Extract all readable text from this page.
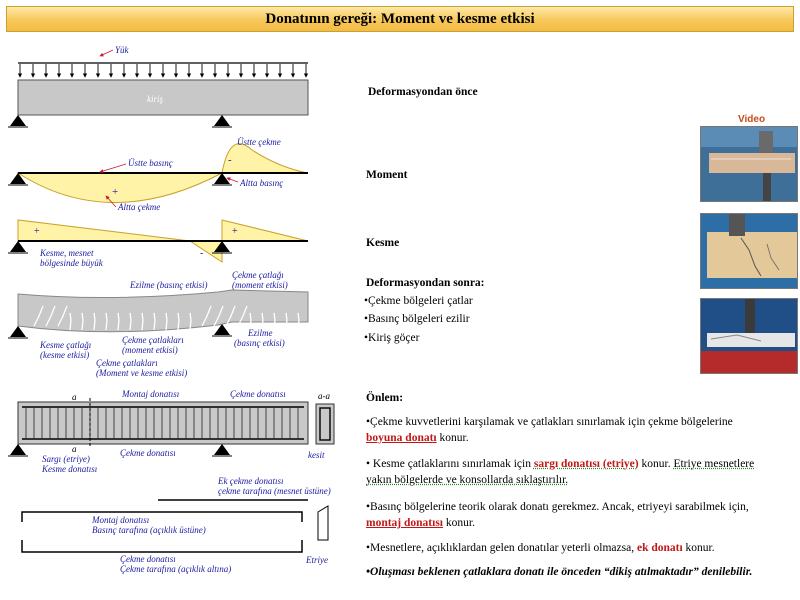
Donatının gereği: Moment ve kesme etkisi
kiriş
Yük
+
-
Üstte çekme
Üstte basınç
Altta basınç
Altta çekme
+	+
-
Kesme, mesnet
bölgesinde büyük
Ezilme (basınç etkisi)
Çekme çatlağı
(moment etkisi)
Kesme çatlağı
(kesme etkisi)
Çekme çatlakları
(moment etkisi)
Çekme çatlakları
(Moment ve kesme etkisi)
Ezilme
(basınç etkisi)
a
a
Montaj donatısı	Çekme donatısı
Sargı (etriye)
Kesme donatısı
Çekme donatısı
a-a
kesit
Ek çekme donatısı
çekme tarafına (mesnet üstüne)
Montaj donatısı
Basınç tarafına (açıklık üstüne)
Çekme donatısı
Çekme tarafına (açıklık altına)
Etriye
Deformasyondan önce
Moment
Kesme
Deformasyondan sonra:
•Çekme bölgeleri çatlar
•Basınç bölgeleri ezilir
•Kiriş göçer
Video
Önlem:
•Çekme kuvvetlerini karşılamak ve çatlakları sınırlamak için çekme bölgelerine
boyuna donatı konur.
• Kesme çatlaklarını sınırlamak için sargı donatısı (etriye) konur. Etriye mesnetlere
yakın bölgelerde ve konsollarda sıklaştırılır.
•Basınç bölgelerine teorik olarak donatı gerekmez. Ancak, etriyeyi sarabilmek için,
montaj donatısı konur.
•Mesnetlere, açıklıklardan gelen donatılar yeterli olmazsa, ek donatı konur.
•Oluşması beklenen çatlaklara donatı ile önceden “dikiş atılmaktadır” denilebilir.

_ _ _

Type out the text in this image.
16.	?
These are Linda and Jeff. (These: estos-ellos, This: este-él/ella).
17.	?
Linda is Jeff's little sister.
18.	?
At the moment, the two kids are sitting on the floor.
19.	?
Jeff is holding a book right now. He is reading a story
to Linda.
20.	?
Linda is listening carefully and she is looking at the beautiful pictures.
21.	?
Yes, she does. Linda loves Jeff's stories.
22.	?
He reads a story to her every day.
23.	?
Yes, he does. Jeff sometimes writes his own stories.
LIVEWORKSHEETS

_ _ _

**DIRECTION:** What is the number of lines in the data holding the word "Jeff"? Reply with that number only.

**RESPONSE TO THE TASK:** 5